### Your task
Go through the material below and copy each line where the word "Chnls" appears.

===============

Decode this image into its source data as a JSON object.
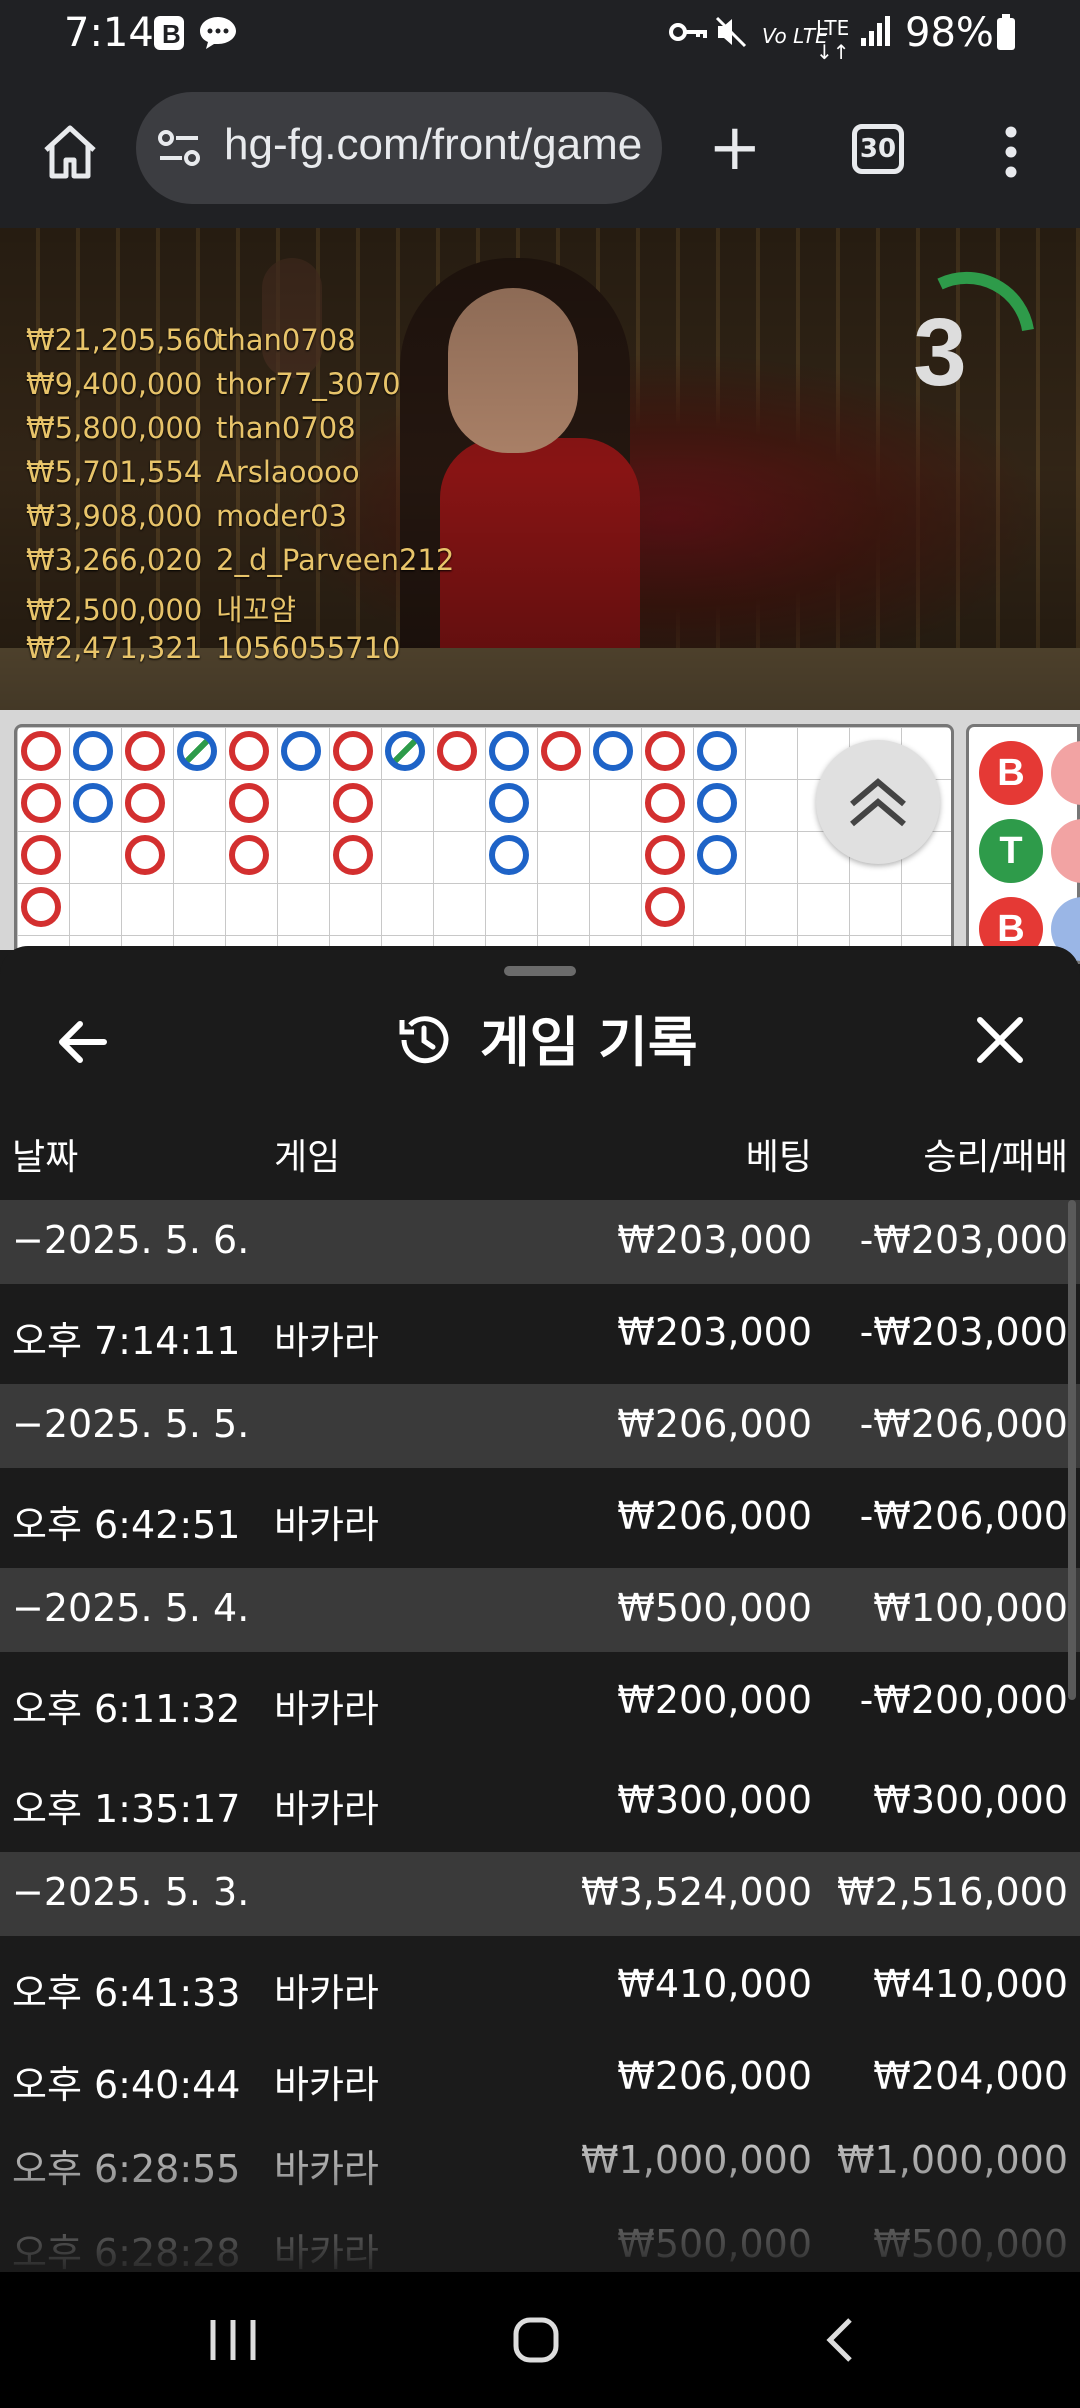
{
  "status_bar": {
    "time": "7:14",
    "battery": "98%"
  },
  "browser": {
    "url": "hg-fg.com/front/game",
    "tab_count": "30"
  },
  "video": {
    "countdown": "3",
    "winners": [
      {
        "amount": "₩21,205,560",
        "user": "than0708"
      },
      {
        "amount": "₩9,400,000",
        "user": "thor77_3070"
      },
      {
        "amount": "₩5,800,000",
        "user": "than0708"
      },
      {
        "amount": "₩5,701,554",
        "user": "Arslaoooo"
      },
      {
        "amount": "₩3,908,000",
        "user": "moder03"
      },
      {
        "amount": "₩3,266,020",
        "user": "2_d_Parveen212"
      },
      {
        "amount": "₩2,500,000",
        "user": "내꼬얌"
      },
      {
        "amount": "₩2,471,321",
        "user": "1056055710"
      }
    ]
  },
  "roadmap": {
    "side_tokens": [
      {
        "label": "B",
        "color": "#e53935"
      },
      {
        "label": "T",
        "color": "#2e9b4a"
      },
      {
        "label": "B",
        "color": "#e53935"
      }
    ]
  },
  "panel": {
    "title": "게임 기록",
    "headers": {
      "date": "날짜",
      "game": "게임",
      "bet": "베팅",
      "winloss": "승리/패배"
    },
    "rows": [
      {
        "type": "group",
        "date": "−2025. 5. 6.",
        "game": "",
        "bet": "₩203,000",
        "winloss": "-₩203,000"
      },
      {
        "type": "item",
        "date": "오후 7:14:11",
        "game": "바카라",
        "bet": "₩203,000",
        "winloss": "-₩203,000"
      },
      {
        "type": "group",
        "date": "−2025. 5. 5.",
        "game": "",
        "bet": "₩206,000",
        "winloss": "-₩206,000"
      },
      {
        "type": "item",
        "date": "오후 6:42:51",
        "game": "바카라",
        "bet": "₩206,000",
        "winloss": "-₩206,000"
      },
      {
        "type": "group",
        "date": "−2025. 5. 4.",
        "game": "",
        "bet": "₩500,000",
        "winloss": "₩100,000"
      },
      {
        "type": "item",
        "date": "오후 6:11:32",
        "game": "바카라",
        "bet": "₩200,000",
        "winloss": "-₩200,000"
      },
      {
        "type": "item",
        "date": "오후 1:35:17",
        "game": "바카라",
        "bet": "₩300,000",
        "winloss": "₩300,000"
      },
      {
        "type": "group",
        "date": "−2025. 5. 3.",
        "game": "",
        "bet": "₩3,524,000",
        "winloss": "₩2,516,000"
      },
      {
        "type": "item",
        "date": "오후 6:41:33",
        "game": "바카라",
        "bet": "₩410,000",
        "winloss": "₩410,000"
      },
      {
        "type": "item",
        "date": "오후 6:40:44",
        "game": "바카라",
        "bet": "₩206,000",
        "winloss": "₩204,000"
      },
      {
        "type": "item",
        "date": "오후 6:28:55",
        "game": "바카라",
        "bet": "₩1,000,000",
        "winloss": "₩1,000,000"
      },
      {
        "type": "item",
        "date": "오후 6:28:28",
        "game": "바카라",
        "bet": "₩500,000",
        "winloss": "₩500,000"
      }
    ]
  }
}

===============

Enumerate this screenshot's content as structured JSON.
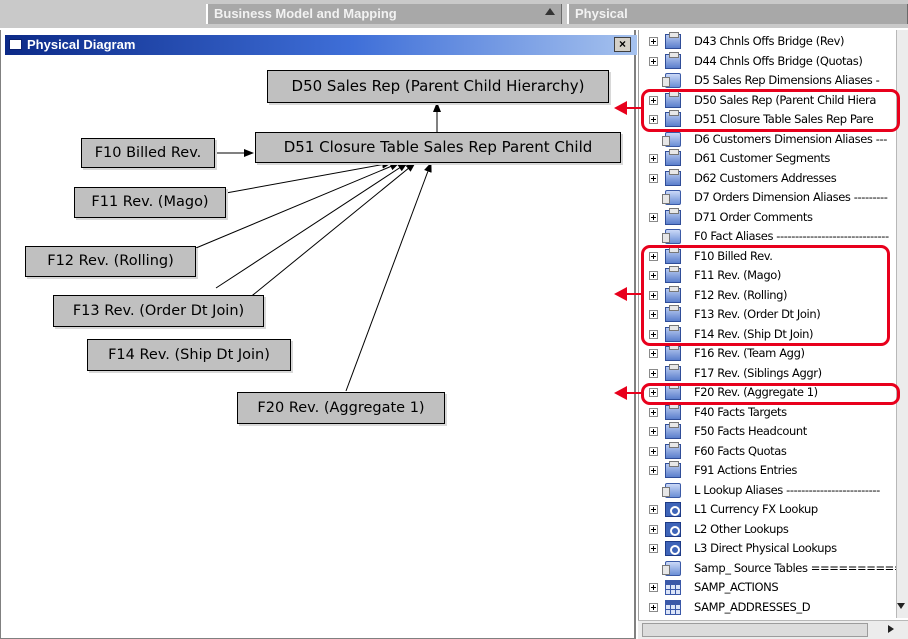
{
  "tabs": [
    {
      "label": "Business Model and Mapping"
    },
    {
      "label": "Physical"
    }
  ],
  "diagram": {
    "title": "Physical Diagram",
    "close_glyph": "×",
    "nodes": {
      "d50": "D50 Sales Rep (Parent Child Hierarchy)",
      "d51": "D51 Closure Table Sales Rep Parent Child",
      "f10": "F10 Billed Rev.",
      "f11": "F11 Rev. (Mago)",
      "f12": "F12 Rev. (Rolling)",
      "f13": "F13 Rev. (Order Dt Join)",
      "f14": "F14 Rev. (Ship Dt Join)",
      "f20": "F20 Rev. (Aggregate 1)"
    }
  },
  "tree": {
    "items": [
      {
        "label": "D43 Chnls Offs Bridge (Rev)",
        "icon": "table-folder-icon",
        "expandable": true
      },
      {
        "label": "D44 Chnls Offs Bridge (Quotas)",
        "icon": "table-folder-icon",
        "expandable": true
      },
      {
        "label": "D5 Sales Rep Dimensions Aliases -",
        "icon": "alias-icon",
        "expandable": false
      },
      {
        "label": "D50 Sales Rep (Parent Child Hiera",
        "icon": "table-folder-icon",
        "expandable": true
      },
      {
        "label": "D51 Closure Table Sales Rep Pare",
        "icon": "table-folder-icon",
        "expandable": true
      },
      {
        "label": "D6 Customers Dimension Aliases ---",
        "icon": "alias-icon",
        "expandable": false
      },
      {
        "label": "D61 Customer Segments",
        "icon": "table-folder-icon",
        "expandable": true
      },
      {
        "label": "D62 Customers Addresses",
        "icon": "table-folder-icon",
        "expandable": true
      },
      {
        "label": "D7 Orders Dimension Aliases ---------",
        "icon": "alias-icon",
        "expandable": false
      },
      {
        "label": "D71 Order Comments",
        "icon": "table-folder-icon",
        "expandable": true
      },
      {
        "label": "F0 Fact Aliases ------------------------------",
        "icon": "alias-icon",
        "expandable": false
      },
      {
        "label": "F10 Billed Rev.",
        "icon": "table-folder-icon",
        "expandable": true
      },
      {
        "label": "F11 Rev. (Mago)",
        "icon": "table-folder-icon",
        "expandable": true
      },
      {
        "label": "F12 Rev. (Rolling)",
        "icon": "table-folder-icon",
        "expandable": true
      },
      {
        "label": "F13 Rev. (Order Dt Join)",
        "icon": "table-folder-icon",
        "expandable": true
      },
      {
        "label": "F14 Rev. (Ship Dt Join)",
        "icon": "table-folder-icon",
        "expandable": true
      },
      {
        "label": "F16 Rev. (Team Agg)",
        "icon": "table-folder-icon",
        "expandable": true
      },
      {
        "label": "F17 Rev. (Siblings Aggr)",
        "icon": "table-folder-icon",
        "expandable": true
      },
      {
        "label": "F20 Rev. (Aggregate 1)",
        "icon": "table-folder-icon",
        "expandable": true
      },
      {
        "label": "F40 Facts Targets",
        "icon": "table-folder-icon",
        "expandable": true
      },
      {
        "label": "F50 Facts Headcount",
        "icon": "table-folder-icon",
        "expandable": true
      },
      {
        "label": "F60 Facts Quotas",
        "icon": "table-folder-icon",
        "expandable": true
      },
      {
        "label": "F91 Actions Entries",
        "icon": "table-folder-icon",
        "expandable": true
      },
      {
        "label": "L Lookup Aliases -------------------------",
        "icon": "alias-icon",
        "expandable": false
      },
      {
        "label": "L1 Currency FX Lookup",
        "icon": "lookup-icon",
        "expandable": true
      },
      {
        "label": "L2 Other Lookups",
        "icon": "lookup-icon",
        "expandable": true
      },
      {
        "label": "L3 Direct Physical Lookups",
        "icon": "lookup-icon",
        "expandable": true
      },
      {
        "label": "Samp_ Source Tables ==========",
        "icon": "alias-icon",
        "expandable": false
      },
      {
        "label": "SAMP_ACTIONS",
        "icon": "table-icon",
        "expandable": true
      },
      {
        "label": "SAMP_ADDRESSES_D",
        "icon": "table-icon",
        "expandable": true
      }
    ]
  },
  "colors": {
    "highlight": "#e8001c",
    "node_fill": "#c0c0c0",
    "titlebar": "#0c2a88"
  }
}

===============

### Exercise answer
        "label": "D43 Chnls Offs Bridge (Rev)",
        "label": "D44 Chnls Offs Bridge (Quotas)",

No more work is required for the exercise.